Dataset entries
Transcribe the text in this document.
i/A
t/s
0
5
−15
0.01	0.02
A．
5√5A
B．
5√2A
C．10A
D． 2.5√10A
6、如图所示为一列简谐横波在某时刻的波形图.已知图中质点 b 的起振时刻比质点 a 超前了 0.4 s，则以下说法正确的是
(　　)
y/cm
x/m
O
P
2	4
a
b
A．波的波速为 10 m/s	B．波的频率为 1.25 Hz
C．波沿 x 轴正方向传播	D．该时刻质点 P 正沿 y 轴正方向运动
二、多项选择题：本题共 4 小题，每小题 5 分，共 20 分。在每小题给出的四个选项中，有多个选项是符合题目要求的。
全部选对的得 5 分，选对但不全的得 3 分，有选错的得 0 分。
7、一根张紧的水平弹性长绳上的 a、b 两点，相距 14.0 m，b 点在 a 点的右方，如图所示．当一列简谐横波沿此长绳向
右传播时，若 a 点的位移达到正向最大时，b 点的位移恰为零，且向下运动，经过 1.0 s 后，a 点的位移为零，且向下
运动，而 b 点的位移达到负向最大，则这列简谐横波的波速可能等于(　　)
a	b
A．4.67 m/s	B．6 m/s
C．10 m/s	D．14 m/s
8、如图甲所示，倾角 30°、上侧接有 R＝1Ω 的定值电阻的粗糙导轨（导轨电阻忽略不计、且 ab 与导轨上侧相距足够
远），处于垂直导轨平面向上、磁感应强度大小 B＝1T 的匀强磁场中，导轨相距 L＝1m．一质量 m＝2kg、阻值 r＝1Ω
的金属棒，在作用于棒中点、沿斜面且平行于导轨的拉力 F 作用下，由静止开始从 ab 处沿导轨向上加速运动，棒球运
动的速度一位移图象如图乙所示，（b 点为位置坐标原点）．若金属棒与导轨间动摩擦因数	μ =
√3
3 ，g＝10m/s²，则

● WHAT THIS TASK INVOLVES
Every line of the data above should be copied exactly.

● FULL SOLUTION
Transcribe the text in this document.
i/A
t/s
0
5
−15
0.01	0.02
A．
5√5A
B．
5√2A
C．10A
D． 2.5√10A
6、如图所示为一列简谐横波在某时刻的波形图.已知图中质点 b 的起振时刻比质点 a 超前了 0.4 s，则以下说法正确的是
(　　)
y/cm
x/m
O
P
2	4
a
b
A．波的波速为 10 m/s	B．波的频率为 1.25 Hz
C．波沿 x 轴正方向传播	D．该时刻质点 P 正沿 y 轴正方向运动
二、多项选择题：本题共 4 小题，每小题 5 分，共 20 分。在每小题给出的四个选项中，有多个选项是符合题目要求的。
全部选对的得 5 分，选对但不全的得 3 分，有选错的得 0 分。
7、一根张紧的水平弹性长绳上的 a、b 两点，相距 14.0 m，b 点在 a 点的右方，如图所示．当一列简谐横波沿此长绳向
右传播时，若 a 点的位移达到正向最大时，b 点的位移恰为零，且向下运动，经过 1.0 s 后，a 点的位移为零，且向下
运动，而 b 点的位移达到负向最大，则这列简谐横波的波速可能等于(　　)
a	b
A．4.67 m/s	B．6 m/s
C．10 m/s	D．14 m/s
8、如图甲所示，倾角 30°、上侧接有 R＝1Ω 的定值电阻的粗糙导轨（导轨电阻忽略不计、且 ab 与导轨上侧相距足够
远），处于垂直导轨平面向上、磁感应强度大小 B＝1T 的匀强磁场中，导轨相距 L＝1m．一质量 m＝2kg、阻值 r＝1Ω
的金属棒，在作用于棒中点、沿斜面且平行于导轨的拉力 F 作用下，由静止开始从 ab 处沿导轨向上加速运动，棒球运
动的速度一位移图象如图乙所示，（b 点为位置坐标原点）．若金属棒与导轨间动摩擦因数	μ =
√3
3 ，g＝10m/s²，则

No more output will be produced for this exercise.